___ Data extract ___

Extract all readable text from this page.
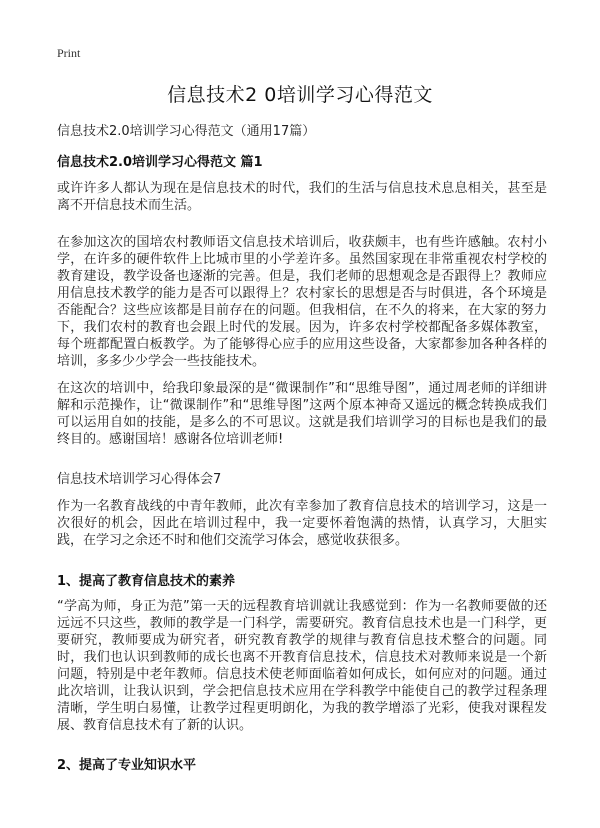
Print
信息技术2 0培训学习心得范文
信息技术2.0培训学习心得范文（通用17篇）
信息技术2.0培训学习心得范文 篇1

或许许多人都认为现在是信息技术的时代，我们的生活与信息技术息息相关，甚至是离不开信息技术而生活。

在参加这次的国培农村教师语文信息技术培训后，收获颇丰，也有些许感触。农村小学，在许多的硬件软件上比城市里的小学差许多。虽然国家现在非常重视农村学校的教育建设，教学设备也逐渐的完善。但是，我们老师的思想观念是否跟得上？教师应用信息技术教学的能力是否可以跟得上？农村家长的思想是否与时俱进，各个环境是否能配合？这些应该都是目前存在的问题。但我相信，在不久的将来，在大家的努力下，我们农村的教育也会跟上时代的发展。因为，许多农村学校都配备多媒体教室，每个班都配置白板教学。为了能够得心应手的应用这些设备，大家都参加各种各样的培训，多多少少学会一些技能技术。

在这次的培训中，给我印象最深的是“微课制作”和“思维导图”，通过周老师的详细讲解和示范操作，让“微课制作”和“思维导图”这两个原本神奇又遥远的概念转换成我们可以运用自如的技能，是多么的不可思议。这就是我们培训学习的目标也是我们的最终目的。感谢国培！感谢各位培训老师!

信息技术培训学习心得体会7

作为一名教育战线的中青年教师，此次有幸参加了教育信息技术的培训学习，这是一次很好的机会，因此在培训过程中，我一定要怀着饱满的热情，认真学习，大胆实践，在学习之余还不时和他们交流学习体会，感觉收获很多。

1、提高了教育信息技术的素养

“学高为师，身正为范”第一天的远程教育培训就让我感觉到：作为一名教师要做的还远远不只这些，教师的教学是一门科学，需要研究。教育信息技术也是一门科学，更要研究，教师要成为研究者，研究教育教学的规律与教育信息技术整合的问题。同时，我们也认识到教师的成长也离不开教育信息技术，信息技术对教师来说是一个新问题，特别是中老年教师。信息技术使老师面临着如何成长，如何应对的问题。通过此次培训，让我认识到，学会把信息技术应用在学科教学中能使自己的教学过程条理清晰，学生明白易懂，让教学过程更明朗化，为我的教学增添了光彩，使我对课程发展、教育信息技术有了新的认识。

2、提高了专业知识水平
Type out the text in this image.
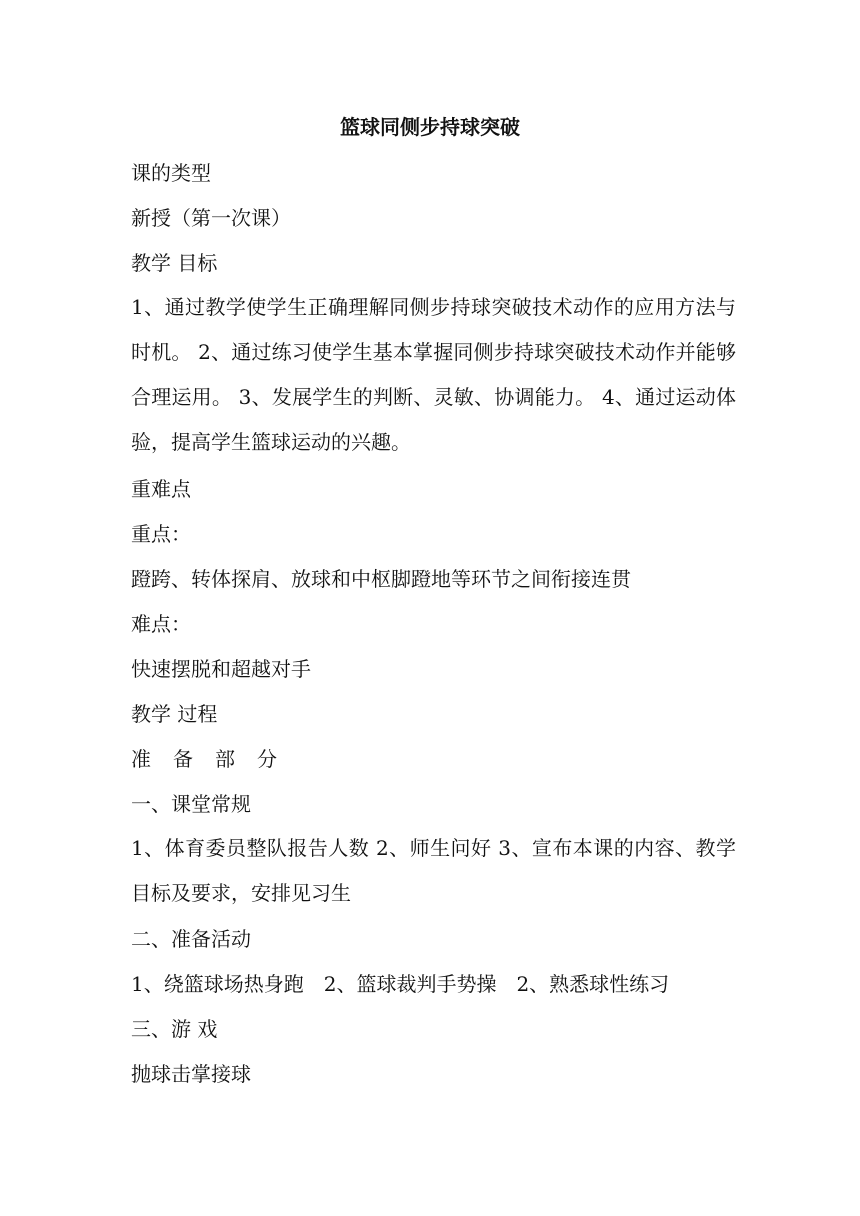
篮球同侧步持球突破
课的类型
新授（第一次课）
教学 目标
1、通过教学使学生正确理解同侧步持球突破技术动作的应用方法与时机。 2、通过练习使学生基本掌握同侧步持球突破技术动作并能够合理运用。 3、发展学生的判断、灵敏、协调能力。 4、通过运动体验，提高学生篮球运动的兴趣。
重难点
重点：
蹬跨、转体探肩、放球和中枢脚蹬地等环节之间衔接连贯
难点：
快速摆脱和超越对手
教学 过程
准备部分
一、课堂常规
1、体育委员整队报告人数 2、师生问好 3、宣布本课的内容、教学目标及要求，安排见习生
二、准备活动
1、绕篮球场热身跑　2、篮球裁判手势操　2、熟悉球性练习
三、游 戏
抛球击掌接球
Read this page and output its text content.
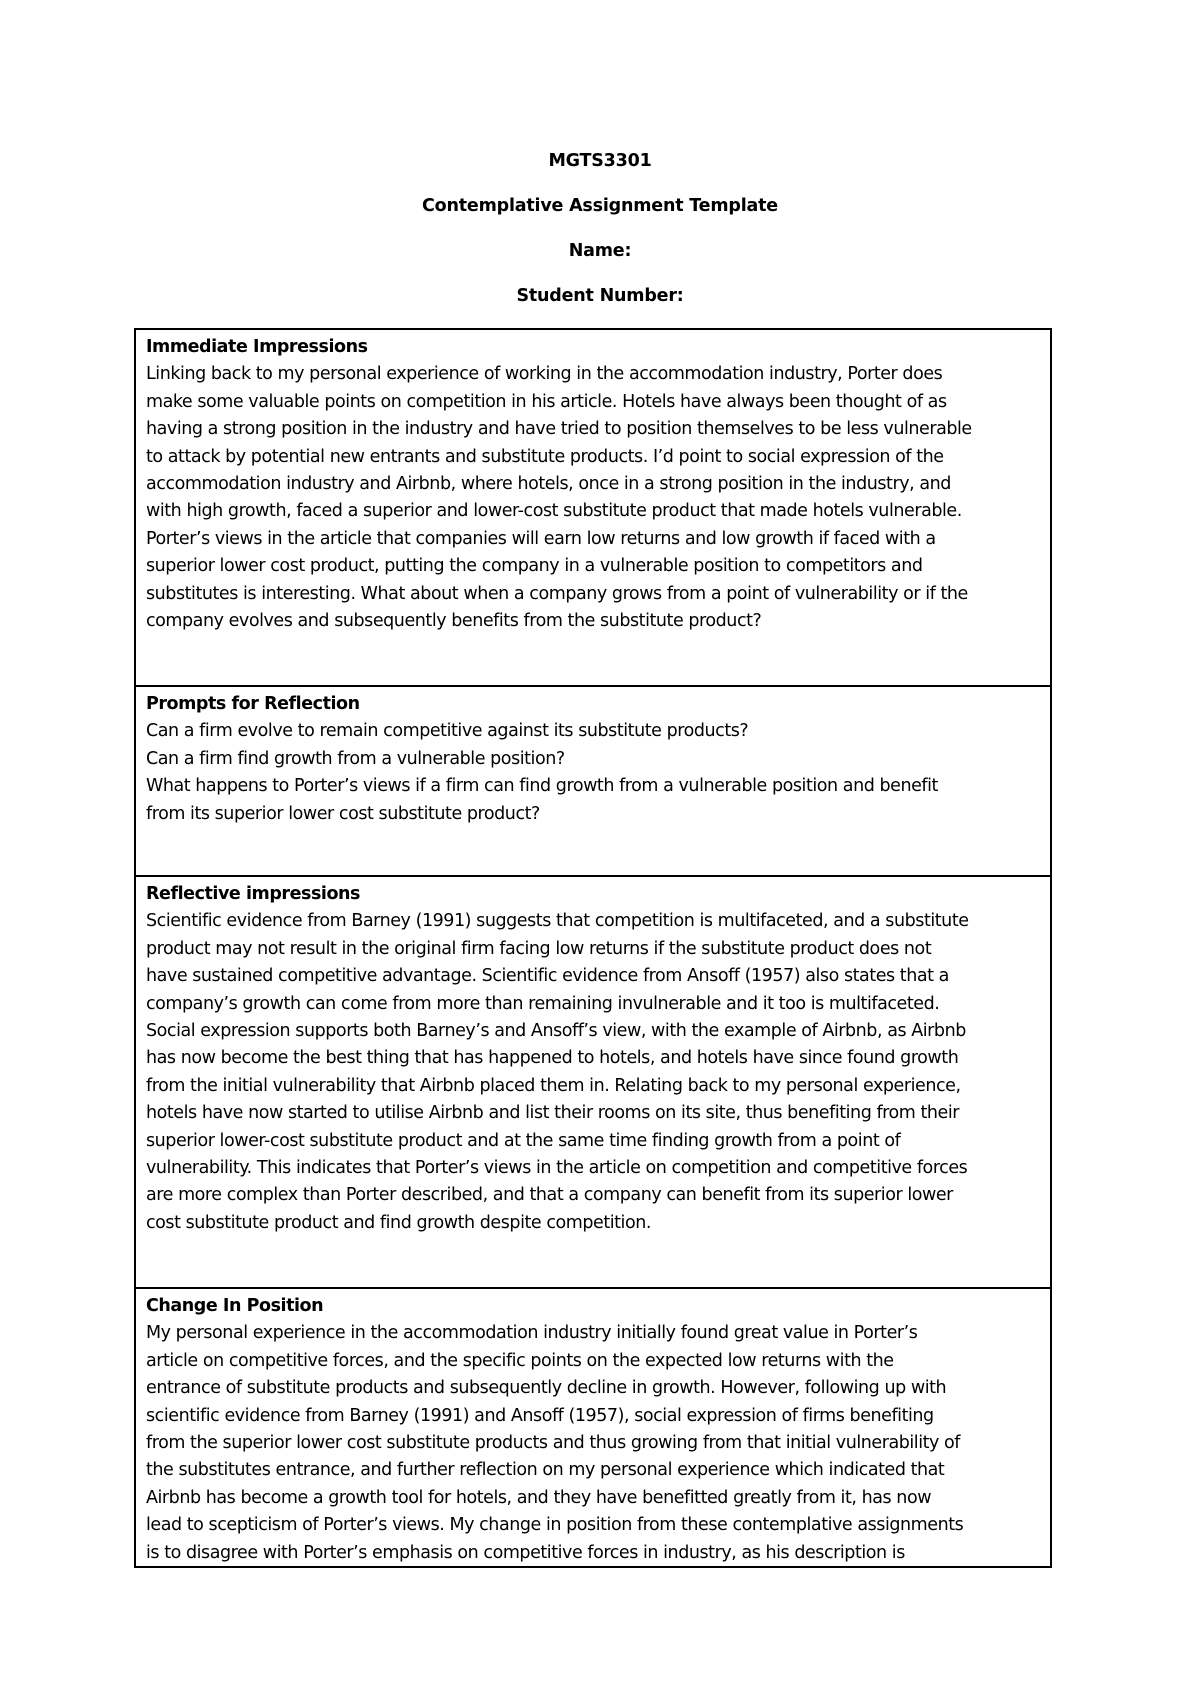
MGTS3301
Contemplative Assignment Template
Name:
Student Number:
Immediate Impressions
Linking back to my personal experience of working in the accommodation industry, Porter does
make some valuable points on competition in his article. Hotels have always been thought of as
having a strong position in the industry and have tried to position themselves to be less vulnerable
to attack by potential new entrants and substitute products. I’d point to social expression of the
accommodation industry and Airbnb, where hotels, once in a strong position in the industry, and
with high growth, faced a superior and lower-cost substitute product that made hotels vulnerable.
Porter’s views in the article that companies will earn low returns and low growth if faced with a
superior lower cost product, putting the company in a vulnerable position to competitors and
substitutes is interesting. What about when a company grows from a point of vulnerability or if the
company evolves and subsequently benefits from the substitute product?
Prompts for Reflection
Can a firm evolve to remain competitive against its substitute products?
Can a firm find growth from a vulnerable position?
What happens to Porter’s views if a firm can find growth from a vulnerable position and benefit
from its superior lower cost substitute product?
Reflective impressions
Scientific evidence from Barney (1991) suggests that competition is multifaceted, and a substitute
product may not result in the original firm facing low returns if the substitute product does not
have sustained competitive advantage. Scientific evidence from Ansoff (1957) also states that a
company’s growth can come from more than remaining invulnerable and it too is multifaceted.
Social expression supports both Barney’s and Ansoff’s view, with the example of Airbnb, as Airbnb
has now become the best thing that has happened to hotels, and hotels have since found growth
from the initial vulnerability that Airbnb placed them in. Relating back to my personal experience,
hotels have now started to utilise Airbnb and list their rooms on its site, thus benefiting from their
superior lower-cost substitute product and at the same time finding growth from a point of
vulnerability. This indicates that Porter’s views in the article on competition and competitive forces
are more complex than Porter described, and that a company can benefit from its superior lower
cost substitute product and find growth despite competition.
Change In Position
My personal experience in the accommodation industry initially found great value in Porter’s
article on competitive forces, and the specific points on the expected low returns with the
entrance of substitute products and subsequently decline in growth. However, following up with
scientific evidence from Barney (1991) and Ansoff (1957), social expression of firms benefiting
from the superior lower cost substitute products and thus growing from that initial vulnerability of
the substitutes entrance, and further reflection on my personal experience which indicated that
Airbnb has become a growth tool for hotels, and they have benefitted greatly from it, has now
lead to scepticism of Porter’s views. My change in position from these contemplative assignments
is to disagree with Porter’s emphasis on competitive forces in industry, as his description is
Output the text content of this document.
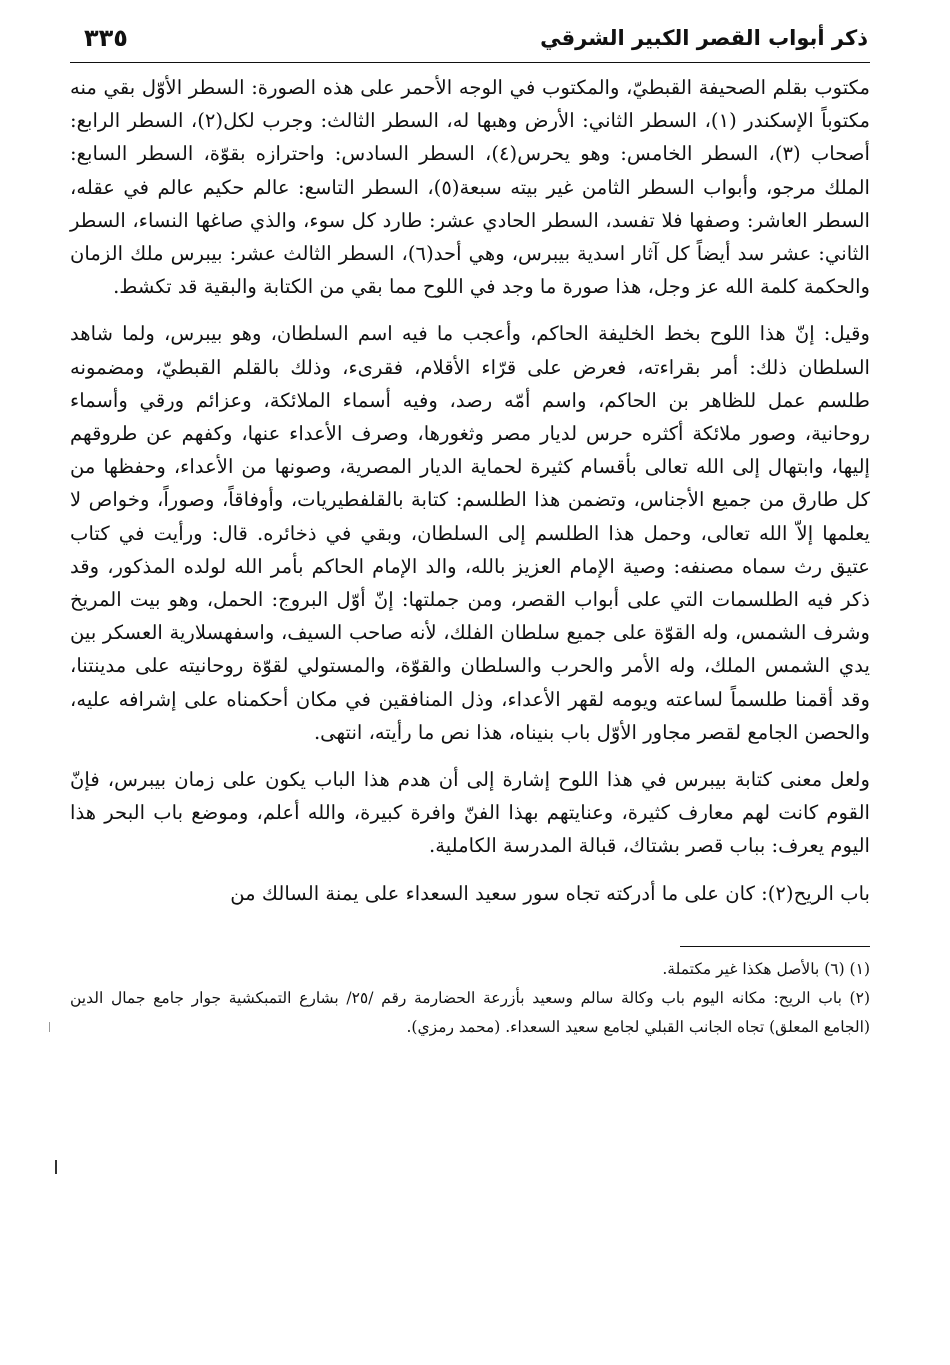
ذكر أبواب القصر الكبير الشرقي
٣٣٥

مكتوب بقلم الصحيفة القبطيّ، والمكتوب في الوجه الأحمر على هذه الصورة: السطر الأوّل بقي منه مكتوباً الإسكندر (١)، السطر الثاني: الأرض وهبها له، السطر الثالث: وجرب لكل(٢)، السطر الرابع: أصحاب (٣)، السطر الخامس: وهو يحرس(٤)، السطر السادس: واحترازه بقوّة، السطر السابع: الملك مرجو، وأبواب السطر الثامن غير بيته سبعة(٥)، السطر التاسع: عالم حكيم عالم في عقله، السطر العاشر: وصفها فلا تفسد، السطر الحادي عشر: طارد كل سوء، والذي صاغها النساء، السطر الثاني: عشر سد أيضاً كل آثار اسدية بيبرس، وهي أحد(٦)، السطر الثالث عشر: بيبرس ملك الزمان والحكمة كلمة الله عز وجل، هذا صورة ما وجد في اللوح مما بقي من الكتابة والبقية قد تكشط.

وقيل: إنّ هذا اللوح بخط الخليفة الحاكم، وأعجب ما فيه اسم السلطان، وهو بيبرس، ولما شاهد السلطان ذلك: أمر بقراءته، فعرض على قرّاء الأقلام، فقرىء، وذلك بالقلم القبطيّ، ومضمونه طلسم عمل للظاهر بن الحاكم، واسم أمّه رصد، وفيه أسماء الملائكة، وعزائم ورقي وأسماء روحانية، وصور ملائكة أكثره حرس لديار مصر وثغورها، وصرف الأعداء عنها، وكفهم عن طروقهم إليها، وابتهال إلى الله تعالى بأقسام كثيرة لحماية الديار المصرية، وصونها من الأعداء، وحفظها من كل طارق من جميع الأجناس، وتضمن هذا الطلسم: كتابة بالقلفطيريات، وأوفاقاً، وصوراً، وخواص لا يعلمها إلاّ الله تعالى، وحمل هذا الطلسم إلى السلطان، وبقي في ذخائره. قال: ورأيت في كتاب عتيق رث سماه مصنفه: وصية الإمام العزيز بالله، والد الإمام الحاكم بأمر الله لولده المذكور، وقد ذكر فيه الطلسمات التي على أبواب القصر، ومن جملتها: إنّ أوّل البروج: الحمل، وهو بيت المريخ وشرف الشمس، وله القوّة على جميع سلطان الفلك، لأنه صاحب السيف، واسفهسلارية العسكر بين يدي الشمس الملك، وله الأمر والحرب والسلطان والقوّة، والمستولي لقوّة روحانيته على مدينتنا، وقد أقمنا طلسماً لساعته ويومه لقهر الأعداء، وذل المنافقين في مكان أحكمناه على إشرافه عليه، والحصن الجامع لقصر مجاور الأوّل باب بنيناه، هذا نص ما رأيته، انتهى.

ولعل معنى كتابة بيبرس في هذا اللوح إشارة إلى أن هدم هذا الباب يكون على زمان بيبرس، فإنّ القوم كانت لهم معارف كثيرة، وعنايتهم بهذا الفنّ وافرة كبيرة، والله أعلم، وموضع باب البحر هذا اليوم يعرف: بباب قصر بشتاك، قبالة المدرسة الكاملية.

باب الريح(٢): كان على ما أدركته تجاه سور سعيد السعداء على يمنة السالك من

(١) (٦) بالأصل هكذا غير مكتملة.

(٢) باب الريح: مكانه اليوم باب وكالة سالم وسعيد بأزرعة الحضارمة رقم /٢٥/ بشارع التمبكشية جوار جامع جمال الدين (الجامع المعلق) تجاه الجانب القبلي لجامع سعيد السعداء. (محمد رمزي).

___

== Instructions for the task ==
Show, from the listing above, each line that contains the word "have".

== Exercise output ==
make some valuable points on competition in his article. Hotels have always been thought of as
having a strong position in the industry and have tried to position themselves to be less vulnerable
have sustained competitive advantage. Scientific evidence from Ansoff (1957) also states that a
has now become the best thing that has happened to hotels, and hotels have since found growth
hotels have now started to utilise Airbnb and list their rooms on its site, thus benefiting from their
Airbnb has become a growth tool for hotels, and they have benefitted greatly from it, has now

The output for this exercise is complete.